=== RECORD EXTRACTS ===
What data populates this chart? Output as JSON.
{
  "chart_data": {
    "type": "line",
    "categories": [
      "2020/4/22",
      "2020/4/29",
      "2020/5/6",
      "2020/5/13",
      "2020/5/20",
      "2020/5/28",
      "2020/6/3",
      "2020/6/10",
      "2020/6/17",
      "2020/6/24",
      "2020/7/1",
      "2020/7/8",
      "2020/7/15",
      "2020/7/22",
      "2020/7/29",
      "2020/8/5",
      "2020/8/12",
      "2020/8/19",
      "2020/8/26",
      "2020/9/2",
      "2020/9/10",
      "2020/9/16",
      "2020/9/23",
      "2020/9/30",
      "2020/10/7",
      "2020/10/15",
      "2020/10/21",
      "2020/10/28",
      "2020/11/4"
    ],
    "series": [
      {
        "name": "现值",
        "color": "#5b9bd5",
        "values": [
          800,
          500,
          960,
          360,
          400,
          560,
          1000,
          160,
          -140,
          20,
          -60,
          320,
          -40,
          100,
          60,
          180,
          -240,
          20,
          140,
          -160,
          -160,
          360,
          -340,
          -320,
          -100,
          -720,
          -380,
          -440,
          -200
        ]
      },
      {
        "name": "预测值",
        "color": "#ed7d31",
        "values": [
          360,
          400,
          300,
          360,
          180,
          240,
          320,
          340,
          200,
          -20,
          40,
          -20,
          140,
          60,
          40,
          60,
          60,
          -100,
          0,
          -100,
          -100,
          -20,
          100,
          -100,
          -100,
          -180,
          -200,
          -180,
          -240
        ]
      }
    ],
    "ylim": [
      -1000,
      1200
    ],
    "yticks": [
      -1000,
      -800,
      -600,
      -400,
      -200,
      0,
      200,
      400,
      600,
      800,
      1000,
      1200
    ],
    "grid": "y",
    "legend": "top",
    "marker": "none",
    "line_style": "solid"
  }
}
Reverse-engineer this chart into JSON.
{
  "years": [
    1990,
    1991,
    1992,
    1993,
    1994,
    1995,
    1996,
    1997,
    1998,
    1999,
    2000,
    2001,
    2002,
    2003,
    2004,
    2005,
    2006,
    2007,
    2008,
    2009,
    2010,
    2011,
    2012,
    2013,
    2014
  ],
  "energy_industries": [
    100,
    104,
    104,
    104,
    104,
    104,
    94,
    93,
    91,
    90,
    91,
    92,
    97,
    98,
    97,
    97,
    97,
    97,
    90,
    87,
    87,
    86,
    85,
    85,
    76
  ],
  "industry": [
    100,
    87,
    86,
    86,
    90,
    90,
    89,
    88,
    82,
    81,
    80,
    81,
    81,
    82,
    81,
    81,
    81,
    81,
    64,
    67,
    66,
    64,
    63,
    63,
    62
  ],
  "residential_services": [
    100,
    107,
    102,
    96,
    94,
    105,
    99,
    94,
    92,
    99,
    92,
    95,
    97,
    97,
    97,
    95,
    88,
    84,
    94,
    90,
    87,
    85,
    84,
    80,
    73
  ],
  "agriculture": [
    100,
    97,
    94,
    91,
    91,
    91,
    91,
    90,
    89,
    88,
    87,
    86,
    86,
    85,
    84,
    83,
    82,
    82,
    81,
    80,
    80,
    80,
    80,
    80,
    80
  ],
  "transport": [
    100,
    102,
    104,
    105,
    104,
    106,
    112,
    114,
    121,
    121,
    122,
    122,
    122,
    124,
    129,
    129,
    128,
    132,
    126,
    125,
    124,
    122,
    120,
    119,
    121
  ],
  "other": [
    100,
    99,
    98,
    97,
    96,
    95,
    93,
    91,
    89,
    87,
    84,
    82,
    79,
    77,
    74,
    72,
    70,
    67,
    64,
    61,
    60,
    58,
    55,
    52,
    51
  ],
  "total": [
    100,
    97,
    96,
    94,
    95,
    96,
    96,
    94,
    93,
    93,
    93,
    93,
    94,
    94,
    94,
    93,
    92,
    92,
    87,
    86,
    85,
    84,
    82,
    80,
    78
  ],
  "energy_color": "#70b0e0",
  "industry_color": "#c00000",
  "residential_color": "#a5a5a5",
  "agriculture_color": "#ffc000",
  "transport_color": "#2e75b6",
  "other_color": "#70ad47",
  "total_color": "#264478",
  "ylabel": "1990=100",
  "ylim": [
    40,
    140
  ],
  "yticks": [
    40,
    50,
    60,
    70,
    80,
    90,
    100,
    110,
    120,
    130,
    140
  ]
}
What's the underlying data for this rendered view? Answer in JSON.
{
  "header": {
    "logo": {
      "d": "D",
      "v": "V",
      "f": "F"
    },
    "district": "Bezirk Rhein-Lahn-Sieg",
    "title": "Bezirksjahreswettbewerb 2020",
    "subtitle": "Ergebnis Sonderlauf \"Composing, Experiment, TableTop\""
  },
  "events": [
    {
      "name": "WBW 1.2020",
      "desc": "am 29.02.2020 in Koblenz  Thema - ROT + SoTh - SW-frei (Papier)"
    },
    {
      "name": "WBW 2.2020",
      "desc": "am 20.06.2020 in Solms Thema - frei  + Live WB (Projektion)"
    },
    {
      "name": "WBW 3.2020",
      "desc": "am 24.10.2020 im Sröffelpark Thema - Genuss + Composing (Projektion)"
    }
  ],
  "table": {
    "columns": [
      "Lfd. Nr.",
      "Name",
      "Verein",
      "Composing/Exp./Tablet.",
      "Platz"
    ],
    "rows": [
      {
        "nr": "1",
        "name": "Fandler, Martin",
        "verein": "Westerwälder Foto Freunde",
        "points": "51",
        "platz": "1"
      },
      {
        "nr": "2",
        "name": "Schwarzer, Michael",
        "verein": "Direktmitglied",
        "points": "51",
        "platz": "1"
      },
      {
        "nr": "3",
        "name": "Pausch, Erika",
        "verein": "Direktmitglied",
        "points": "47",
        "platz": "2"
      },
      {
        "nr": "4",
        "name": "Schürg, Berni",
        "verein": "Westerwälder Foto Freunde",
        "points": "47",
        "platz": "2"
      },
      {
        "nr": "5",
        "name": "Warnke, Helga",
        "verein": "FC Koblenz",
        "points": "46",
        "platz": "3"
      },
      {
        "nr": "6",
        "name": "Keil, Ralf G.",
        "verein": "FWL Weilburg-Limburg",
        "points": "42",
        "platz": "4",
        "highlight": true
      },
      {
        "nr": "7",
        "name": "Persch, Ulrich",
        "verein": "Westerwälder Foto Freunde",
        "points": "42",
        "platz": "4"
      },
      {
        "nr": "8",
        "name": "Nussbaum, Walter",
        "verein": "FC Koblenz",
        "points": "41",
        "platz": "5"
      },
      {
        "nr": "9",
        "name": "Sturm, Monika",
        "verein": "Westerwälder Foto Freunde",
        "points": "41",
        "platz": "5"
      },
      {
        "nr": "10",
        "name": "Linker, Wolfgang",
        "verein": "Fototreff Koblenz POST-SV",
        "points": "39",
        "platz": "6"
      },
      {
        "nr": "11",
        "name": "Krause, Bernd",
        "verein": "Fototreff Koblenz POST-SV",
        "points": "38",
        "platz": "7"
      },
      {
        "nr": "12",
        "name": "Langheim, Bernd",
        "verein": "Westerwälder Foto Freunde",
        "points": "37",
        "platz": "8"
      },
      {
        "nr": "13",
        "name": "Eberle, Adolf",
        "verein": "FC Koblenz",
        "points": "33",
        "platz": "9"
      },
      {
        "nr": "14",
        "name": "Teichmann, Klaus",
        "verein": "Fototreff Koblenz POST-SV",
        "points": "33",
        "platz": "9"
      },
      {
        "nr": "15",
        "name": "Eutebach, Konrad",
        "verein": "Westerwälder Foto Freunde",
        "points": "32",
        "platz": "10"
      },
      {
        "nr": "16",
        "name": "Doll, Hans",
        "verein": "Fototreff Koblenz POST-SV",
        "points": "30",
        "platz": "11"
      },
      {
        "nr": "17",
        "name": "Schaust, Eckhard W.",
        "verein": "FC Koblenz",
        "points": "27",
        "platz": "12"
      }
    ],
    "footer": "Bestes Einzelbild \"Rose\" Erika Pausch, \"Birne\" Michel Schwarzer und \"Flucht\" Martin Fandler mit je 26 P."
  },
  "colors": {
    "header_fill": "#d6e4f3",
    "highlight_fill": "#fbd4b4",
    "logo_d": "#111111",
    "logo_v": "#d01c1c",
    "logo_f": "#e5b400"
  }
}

=== WHAT TO PRODUCE ===
Collect every line above that contains the word "Martin".

=== TASK RESULT ===
        "name": "Fandler, Martin",
    "footer": "Bestes Einzelbild \"Rose\" Erika Pausch, \"Birne\" Michel Schwarzer und \"Flucht\" Martin Fandler mit je 26 P."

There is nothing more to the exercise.